→ Short exercise:
Would you write out the listing verbatim and skip every picture in it?

→ Data entries:

┏━━

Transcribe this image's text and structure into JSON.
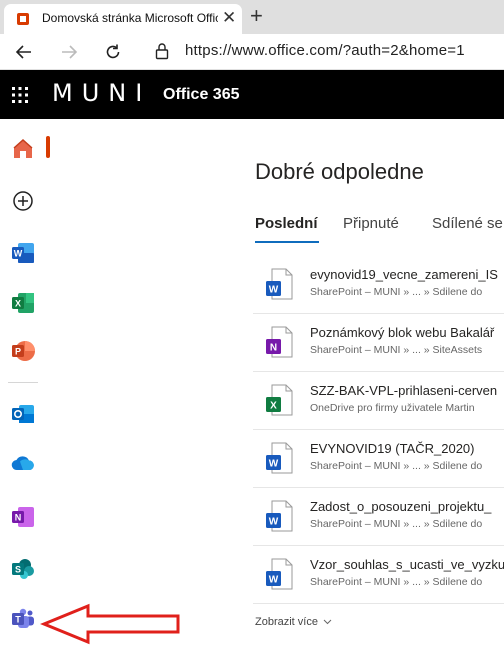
{
  "browser": {
    "tab_title": "Domovská stránka Microsoft Office",
    "close_glyph": "✕",
    "new_tab_glyph": "+",
    "url": "https://www.office.com/?auth=2&home=1"
  },
  "header": {
    "logo": "MUNI",
    "app_title": "Office 365"
  },
  "rail": {
    "items": [
      {
        "name": "home-icon",
        "color": "#d83b01"
      },
      {
        "name": "create-icon"
      },
      {
        "name": "word-icon",
        "color": "#185abd"
      },
      {
        "name": "excel-icon",
        "color": "#107c41"
      },
      {
        "name": "powerpoint-icon",
        "color": "#c43e1c"
      },
      {
        "name": "outlook-icon",
        "color": "#0364b8"
      },
      {
        "name": "onedrive-icon",
        "color": "#0f78d4"
      },
      {
        "name": "onenote-icon",
        "color": "#7719aa"
      },
      {
        "name": "sharepoint-icon",
        "color": "#03787c"
      },
      {
        "name": "teams-icon",
        "color": "#5059c9"
      }
    ]
  },
  "main": {
    "greeting": "Dobré odpoledne",
    "tabs": [
      "Poslední",
      "Připnuté",
      "Sdílené se"
    ],
    "files": [
      {
        "name": "evynovid19_vecne_zamereni_IS",
        "path": "SharePoint – MUNI » ... » Sdilene do",
        "type": "word"
      },
      {
        "name": "Poznámkový blok webu Bakalář",
        "path": "SharePoint – MUNI » ... » SiteAssets",
        "type": "onenote"
      },
      {
        "name": "SZZ-BAK-VPL-prihlaseni-cerven",
        "path": "OneDrive pro firmy uživatele Martin",
        "type": "excel"
      },
      {
        "name": "EVYNOVID19 (TAČR_2020)",
        "path": "SharePoint – MUNI » ... » Sdilene do",
        "type": "word"
      },
      {
        "name": "Zadost_o_posouzeni_projektu_",
        "path": "SharePoint – MUNI » ... » Sdilene do",
        "type": "word"
      },
      {
        "name": "Vzor_souhlas_s_ucasti_ve_vyzku",
        "path": "SharePoint – MUNI » ... » Sdilene do",
        "type": "word"
      }
    ],
    "show_more": "Zobrazit více"
  },
  "annotation": {
    "color": "#e0201b",
    "points_to": "teams-icon"
  }
}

┗━━

→ Exercise answer:
Transcribe this image's text and structure into JSON.
{
  "browser": {
    "tab_title": "Domovská stránka Microsoft Office",
    "close_glyph": "✕",
    "new_tab_glyph": "+",
    "url": "https://www.office.com/?auth=2&home=1"
  },
  "header": {
    "logo": "MUNI",
    "app_title": "Office 365"
  },
  "rail": {
    "items": [
      {
        "name": "home-icon",
        "color": "#d83b01"
      },
      {
        "name": "create-icon"
      },
      {
        "name": "word-icon",
        "color": "#185abd"
      },
      {
        "name": "excel-icon",
        "color": "#107c41"
      },
      {
        "name": "powerpoint-icon",
        "color": "#c43e1c"
      },
      {
        "name": "outlook-icon",
        "color": "#0364b8"
      },
      {
        "name": "onedrive-icon",
        "color": "#0f78d4"
      },
      {
        "name": "onenote-icon",
        "color": "#7719aa"
      },
      {
        "name": "sharepoint-icon",
        "color": "#03787c"
      },
      {
        "name": "teams-icon",
        "color": "#5059c9"
      }
    ]
  },
  "main": {
    "greeting": "Dobré odpoledne",
    "tabs": [
      "Poslední",
      "Připnuté",
      "Sdílené se"
    ],
    "files": [
      {
        "name": "evynovid19_vecne_zamereni_IS",
        "path": "SharePoint – MUNI » ... » Sdilene do",
        "type": "word"
      },
      {
        "name": "Poznámkový blok webu Bakalář",
        "path": "SharePoint – MUNI » ... » SiteAssets",
        "type": "onenote"
      },
      {
        "name": "SZZ-BAK-VPL-prihlaseni-cerven",
        "path": "OneDrive pro firmy uživatele Martin",
        "type": "excel"
      },
      {
        "name": "EVYNOVID19 (TAČR_2020)",
        "path": "SharePoint – MUNI » ... » Sdilene do",
        "type": "word"
      },
      {
        "name": "Zadost_o_posouzeni_projektu_",
        "path": "SharePoint – MUNI » ... » Sdilene do",
        "type": "word"
      },
      {
        "name": "Vzor_souhlas_s_ucasti_ve_vyzku",
        "path": "SharePoint – MUNI » ... » Sdilene do",
        "type": "word"
      }
    ],
    "show_more": "Zobrazit více"
  },
  "annotation": {
    "color": "#e0201b",
    "points_to": "teams-icon"
  }
}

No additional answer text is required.